WHAT IS EXPECTED —
Work out how many lines in the listing below include the word "ПРОСТО"; answer with the number alone.

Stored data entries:
━━━

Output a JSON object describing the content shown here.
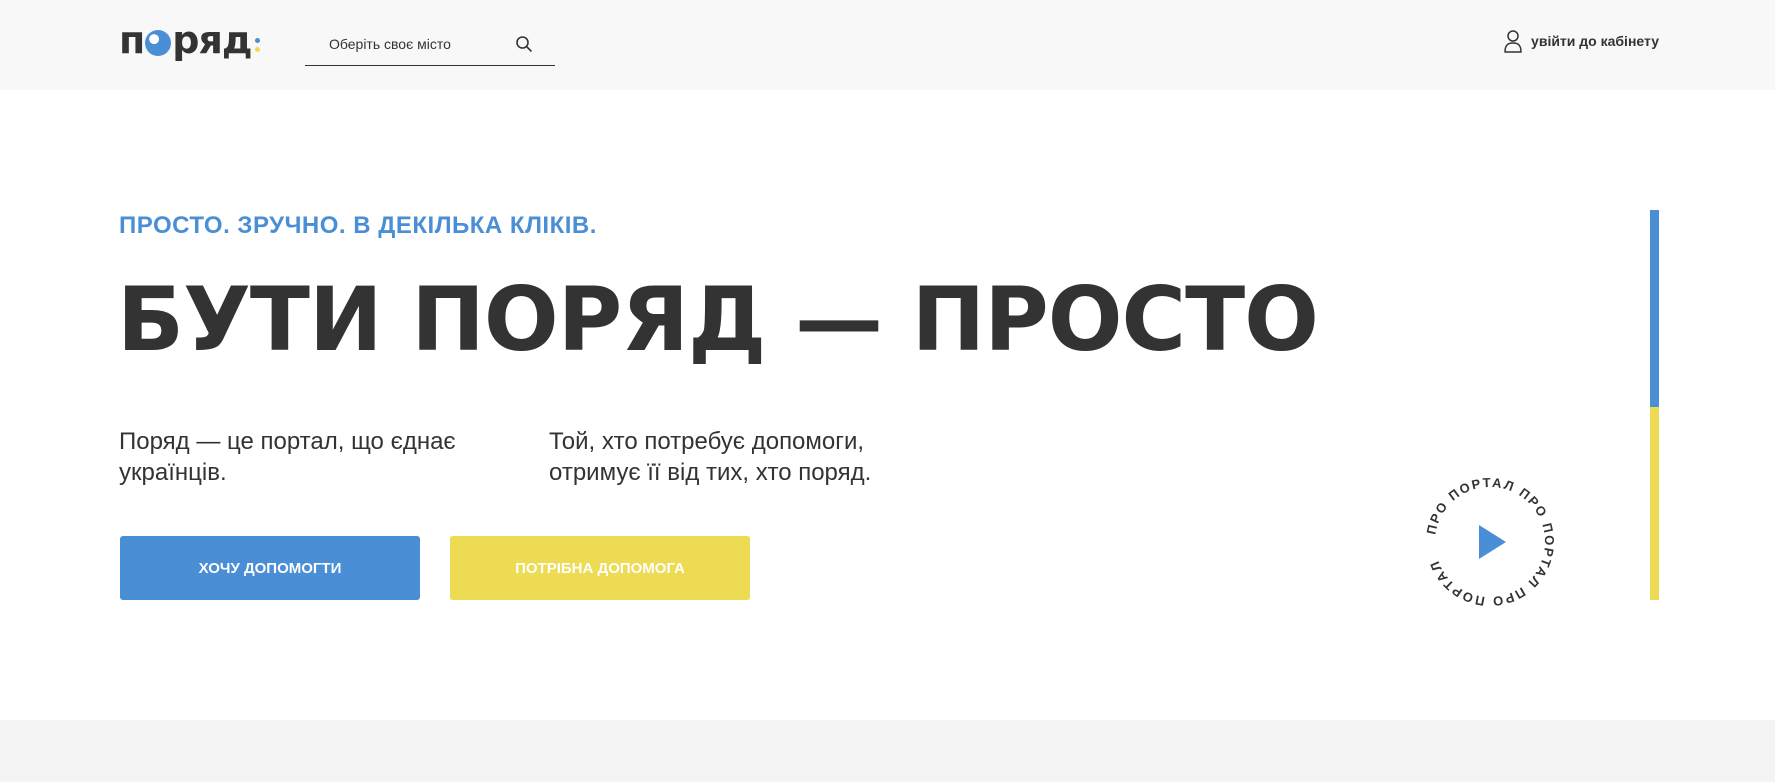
{
  "header": {
    "logo_text": "поряд",
    "logo_letters_before": "п",
    "logo_letters_after": "ряд",
    "search_placeholder": "Оберіть своє місто",
    "login_label": "увійти до кабінету"
  },
  "hero": {
    "tagline": "ПРОСТО. ЗРУЧНО. В ДЕКІЛЬКА КЛІКІВ.",
    "headline": "БУТИ ПОРЯД — ПРОСТО",
    "description_left": "Поряд — це портал, що єднає українців.",
    "description_right": "Той, хто потребує допомоги, отримує її від тих, хто поряд.",
    "button_help": "ХОЧУ ДОПОМОГТИ",
    "button_need_help": "ПОТРІБНА ДОПОМОГА",
    "about_portal_circle_text": "ПРО ПОРТАЛ ПРО ПОРТАЛ ПРО ПОРТАЛ"
  },
  "icons": {
    "search": "search-icon",
    "user": "user-icon",
    "play": "play-icon"
  },
  "colors": {
    "accent_blue": "#4a8fd6",
    "accent_yellow": "#eedb54",
    "text_dark": "#333333",
    "header_bg": "#f8f8f8"
  }
}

━━━

FULL OUTPUT —
2